*Problem details*
Your task is to repeat the listing exactly.

[Recorded data]
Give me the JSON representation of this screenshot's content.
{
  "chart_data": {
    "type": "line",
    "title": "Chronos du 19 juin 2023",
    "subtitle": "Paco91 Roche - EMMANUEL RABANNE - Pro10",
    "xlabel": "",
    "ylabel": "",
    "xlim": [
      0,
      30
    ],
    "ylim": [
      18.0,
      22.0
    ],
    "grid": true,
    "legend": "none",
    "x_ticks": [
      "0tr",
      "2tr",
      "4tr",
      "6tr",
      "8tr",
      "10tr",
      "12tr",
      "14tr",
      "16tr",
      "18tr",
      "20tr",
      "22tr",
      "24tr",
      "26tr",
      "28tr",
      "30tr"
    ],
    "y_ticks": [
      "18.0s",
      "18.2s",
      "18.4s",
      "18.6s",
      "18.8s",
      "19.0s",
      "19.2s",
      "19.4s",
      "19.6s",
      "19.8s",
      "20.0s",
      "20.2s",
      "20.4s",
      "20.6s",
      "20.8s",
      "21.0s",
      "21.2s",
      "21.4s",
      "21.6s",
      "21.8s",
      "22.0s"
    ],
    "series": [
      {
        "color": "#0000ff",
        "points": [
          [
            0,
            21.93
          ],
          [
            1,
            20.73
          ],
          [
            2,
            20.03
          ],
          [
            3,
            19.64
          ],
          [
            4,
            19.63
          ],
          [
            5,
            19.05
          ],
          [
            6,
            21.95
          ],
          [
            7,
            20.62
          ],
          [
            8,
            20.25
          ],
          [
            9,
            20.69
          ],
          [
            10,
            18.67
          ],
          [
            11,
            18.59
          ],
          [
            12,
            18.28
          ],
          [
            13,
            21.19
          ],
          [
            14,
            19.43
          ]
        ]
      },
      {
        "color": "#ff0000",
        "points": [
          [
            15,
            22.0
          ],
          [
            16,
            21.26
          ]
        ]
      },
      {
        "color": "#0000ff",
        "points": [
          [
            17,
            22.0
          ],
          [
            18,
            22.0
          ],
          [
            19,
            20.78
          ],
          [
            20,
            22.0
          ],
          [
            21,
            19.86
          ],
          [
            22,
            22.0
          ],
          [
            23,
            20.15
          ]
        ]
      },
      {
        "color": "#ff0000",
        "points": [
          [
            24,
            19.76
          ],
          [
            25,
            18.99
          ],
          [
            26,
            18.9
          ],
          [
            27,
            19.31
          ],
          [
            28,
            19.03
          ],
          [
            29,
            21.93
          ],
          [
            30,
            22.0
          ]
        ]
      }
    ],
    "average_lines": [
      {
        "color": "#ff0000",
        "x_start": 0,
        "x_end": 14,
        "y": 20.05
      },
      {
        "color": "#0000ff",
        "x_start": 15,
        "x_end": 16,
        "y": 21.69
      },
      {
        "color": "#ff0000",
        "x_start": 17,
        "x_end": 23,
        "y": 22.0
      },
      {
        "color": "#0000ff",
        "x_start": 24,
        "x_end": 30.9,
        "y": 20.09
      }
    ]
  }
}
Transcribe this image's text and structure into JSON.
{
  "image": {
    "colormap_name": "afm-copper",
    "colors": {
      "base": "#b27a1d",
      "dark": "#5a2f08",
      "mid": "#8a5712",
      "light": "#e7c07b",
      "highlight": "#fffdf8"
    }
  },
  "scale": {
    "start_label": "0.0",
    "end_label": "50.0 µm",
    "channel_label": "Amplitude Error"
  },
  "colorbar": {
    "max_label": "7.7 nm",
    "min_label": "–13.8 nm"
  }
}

*The response*
Give me the JSON representation of this screenshot's content.
{
  "chart_data": {
    "type": "line",
    "title": "Chronos du 19 juin 2023",
    "subtitle": "Paco91 Roche - EMMANUEL RABANNE - Pro10",
    "xlabel": "",
    "ylabel": "",
    "xlim": [
      0,
      30
    ],
    "ylim": [
      18.0,
      22.0
    ],
    "grid": true,
    "legend": "none",
    "x_ticks": [
      "0tr",
      "2tr",
      "4tr",
      "6tr",
      "8tr",
      "10tr",
      "12tr",
      "14tr",
      "16tr",
      "18tr",
      "20tr",
      "22tr",
      "24tr",
      "26tr",
      "28tr",
      "30tr"
    ],
    "y_ticks": [
      "18.0s",
      "18.2s",
      "18.4s",
      "18.6s",
      "18.8s",
      "19.0s",
      "19.2s",
      "19.4s",
      "19.6s",
      "19.8s",
      "20.0s",
      "20.2s",
      "20.4s",
      "20.6s",
      "20.8s",
      "21.0s",
      "21.2s",
      "21.4s",
      "21.6s",
      "21.8s",
      "22.0s"
    ],
    "series": [
      {
        "color": "#0000ff",
        "points": [
          [
            0,
            21.93
          ],
          [
            1,
            20.73
          ],
          [
            2,
            20.03
          ],
          [
            3,
            19.64
          ],
          [
            4,
            19.63
          ],
          [
            5,
            19.05
          ],
          [
            6,
            21.95
          ],
          [
            7,
            20.62
          ],
          [
            8,
            20.25
          ],
          [
            9,
            20.69
          ],
          [
            10,
            18.67
          ],
          [
            11,
            18.59
          ],
          [
            12,
            18.28
          ],
          [
            13,
            21.19
          ],
          [
            14,
            19.43
          ]
        ]
      },
      {
        "color": "#ff0000",
        "points": [
          [
            15,
            22.0
          ],
          [
            16,
            21.26
          ]
        ]
      },
      {
        "color": "#0000ff",
        "points": [
          [
            17,
            22.0
          ],
          [
            18,
            22.0
          ],
          [
            19,
            20.78
          ],
          [
            20,
            22.0
          ],
          [
            21,
            19.86
          ],
          [
            22,
            22.0
          ],
          [
            23,
            20.15
          ]
        ]
      },
      {
        "color": "#ff0000",
        "points": [
          [
            24,
            19.76
          ],
          [
            25,
            18.99
          ],
          [
            26,
            18.9
          ],
          [
            27,
            19.31
          ],
          [
            28,
            19.03
          ],
          [
            29,
            21.93
          ],
          [
            30,
            22.0
          ]
        ]
      }
    ],
    "average_lines": [
      {
        "color": "#ff0000",
        "x_start": 0,
        "x_end": 14,
        "y": 20.05
      },
      {
        "color": "#0000ff",
        "x_start": 15,
        "x_end": 16,
        "y": 21.69
      },
      {
        "color": "#ff0000",
        "x_start": 17,
        "x_end": 23,
        "y": 22.0
      },
      {
        "color": "#0000ff",
        "x_start": 24,
        "x_end": 30.9,
        "y": 20.09
      }
    ]
  }
}
Transcribe this image's text and structure into JSON.
{
  "image": {
    "colormap_name": "afm-copper",
    "colors": {
      "base": "#b27a1d",
      "dark": "#5a2f08",
      "mid": "#8a5712",
      "light": "#e7c07b",
      "highlight": "#fffdf8"
    }
  },
  "scale": {
    "start_label": "0.0",
    "end_label": "50.0 µm",
    "channel_label": "Amplitude Error"
  },
  "colorbar": {
    "max_label": "7.7 nm",
    "min_label": "–13.8 nm"
  }
}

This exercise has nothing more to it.